§ Records from a dataset:
↓↓↓
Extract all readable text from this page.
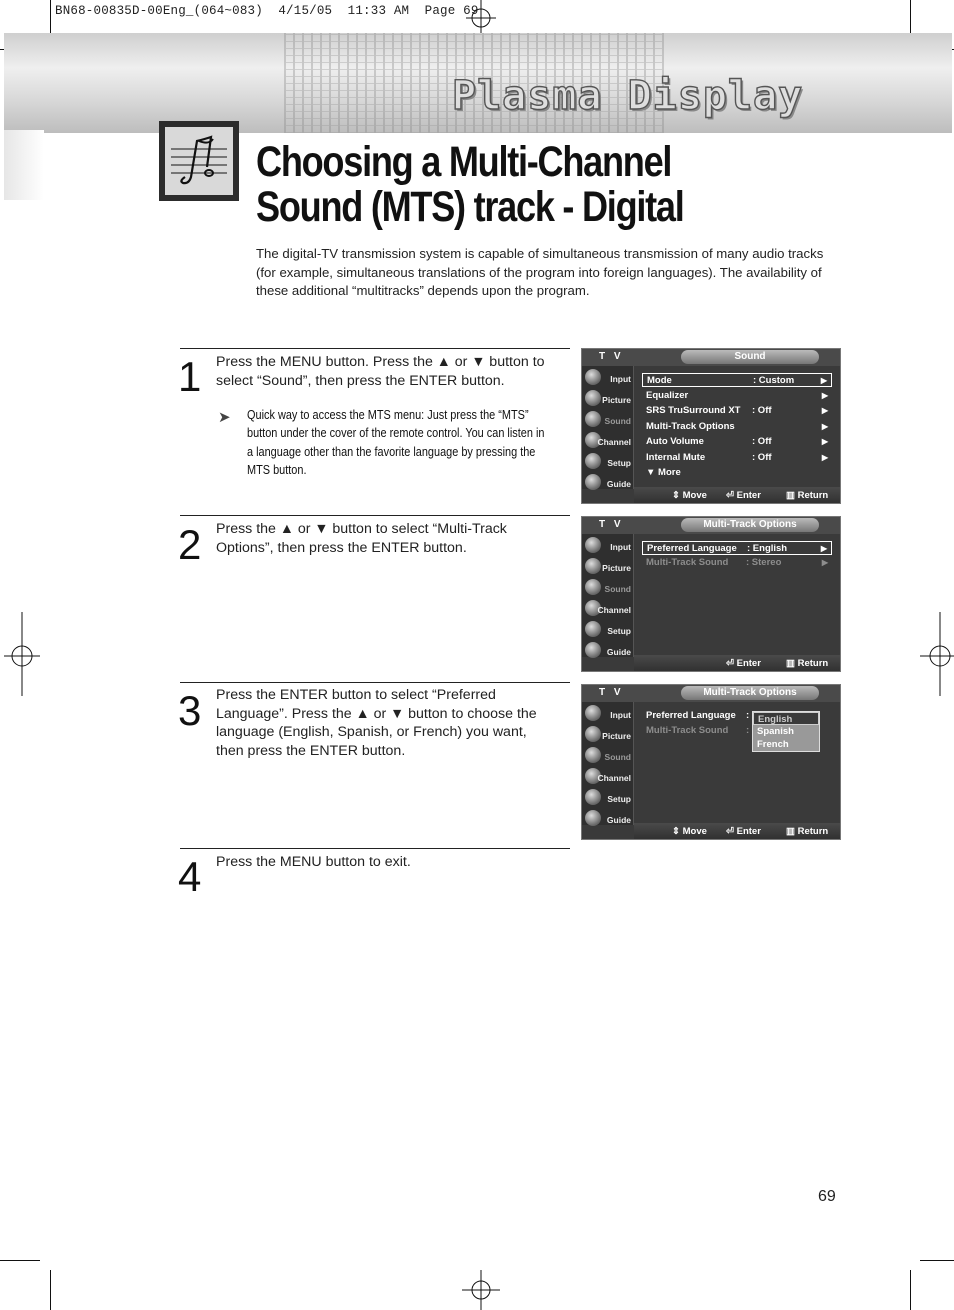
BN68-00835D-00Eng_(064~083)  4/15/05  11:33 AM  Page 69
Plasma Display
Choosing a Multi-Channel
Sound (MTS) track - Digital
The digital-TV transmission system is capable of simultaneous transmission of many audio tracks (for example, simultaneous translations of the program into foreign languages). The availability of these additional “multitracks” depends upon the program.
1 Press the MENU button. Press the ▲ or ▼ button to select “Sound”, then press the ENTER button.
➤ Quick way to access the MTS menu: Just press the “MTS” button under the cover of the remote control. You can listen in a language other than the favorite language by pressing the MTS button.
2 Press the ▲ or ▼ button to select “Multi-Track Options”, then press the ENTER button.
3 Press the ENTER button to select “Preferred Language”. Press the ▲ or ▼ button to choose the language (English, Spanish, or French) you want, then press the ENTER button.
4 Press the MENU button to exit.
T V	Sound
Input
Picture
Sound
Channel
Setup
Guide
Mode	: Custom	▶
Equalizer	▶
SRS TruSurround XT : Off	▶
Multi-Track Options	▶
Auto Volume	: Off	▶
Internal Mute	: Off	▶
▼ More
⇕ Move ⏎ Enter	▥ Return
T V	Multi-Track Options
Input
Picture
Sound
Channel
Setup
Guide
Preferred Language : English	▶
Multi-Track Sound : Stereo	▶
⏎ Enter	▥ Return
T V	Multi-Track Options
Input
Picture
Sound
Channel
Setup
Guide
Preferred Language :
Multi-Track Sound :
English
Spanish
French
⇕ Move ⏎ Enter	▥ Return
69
↑↑↑
↓↓↓
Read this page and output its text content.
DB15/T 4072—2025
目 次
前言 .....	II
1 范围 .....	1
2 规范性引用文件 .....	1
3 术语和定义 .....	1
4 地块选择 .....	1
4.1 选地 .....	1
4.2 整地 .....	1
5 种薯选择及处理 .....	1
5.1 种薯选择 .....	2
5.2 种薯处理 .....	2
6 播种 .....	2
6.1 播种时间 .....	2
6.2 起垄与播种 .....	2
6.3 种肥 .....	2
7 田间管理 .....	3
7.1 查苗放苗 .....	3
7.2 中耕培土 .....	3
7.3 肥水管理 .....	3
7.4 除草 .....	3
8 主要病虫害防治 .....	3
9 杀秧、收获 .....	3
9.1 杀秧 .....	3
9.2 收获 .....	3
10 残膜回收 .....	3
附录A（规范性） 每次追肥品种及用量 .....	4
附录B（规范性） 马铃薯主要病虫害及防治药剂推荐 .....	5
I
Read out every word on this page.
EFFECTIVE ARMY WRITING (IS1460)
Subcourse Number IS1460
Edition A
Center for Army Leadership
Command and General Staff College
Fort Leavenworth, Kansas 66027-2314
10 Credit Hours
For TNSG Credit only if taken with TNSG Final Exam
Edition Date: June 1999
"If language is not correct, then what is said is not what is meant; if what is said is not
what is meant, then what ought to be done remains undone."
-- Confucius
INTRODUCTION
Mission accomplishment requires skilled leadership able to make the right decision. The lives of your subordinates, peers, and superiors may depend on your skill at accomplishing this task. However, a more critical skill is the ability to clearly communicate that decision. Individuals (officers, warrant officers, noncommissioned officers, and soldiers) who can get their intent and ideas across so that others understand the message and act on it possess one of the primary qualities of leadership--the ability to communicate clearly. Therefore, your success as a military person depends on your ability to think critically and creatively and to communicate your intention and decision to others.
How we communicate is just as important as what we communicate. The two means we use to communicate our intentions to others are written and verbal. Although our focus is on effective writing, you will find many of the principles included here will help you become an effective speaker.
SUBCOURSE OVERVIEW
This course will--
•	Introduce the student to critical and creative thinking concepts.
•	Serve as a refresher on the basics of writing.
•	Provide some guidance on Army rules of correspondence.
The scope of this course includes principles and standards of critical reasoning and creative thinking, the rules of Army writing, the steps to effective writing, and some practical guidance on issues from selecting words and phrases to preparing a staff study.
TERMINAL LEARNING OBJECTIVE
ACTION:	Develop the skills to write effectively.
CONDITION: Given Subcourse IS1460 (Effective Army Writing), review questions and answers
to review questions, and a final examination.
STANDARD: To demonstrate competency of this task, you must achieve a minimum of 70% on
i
↑↑↑
§ WHAT THE TASK REQUIRES: Copy all lines from the material that hold "guidance".

§ RESPONSE FOR THIS EXERCISE:
•	Provide some guidance on Army rules of correspondence.
The scope of this course includes principles and standards of critical reasoning and creative thinking, the rules of Army writing, the steps to effective writing, and some practical guidance on issues from selecting words and phrases to preparing a staff study.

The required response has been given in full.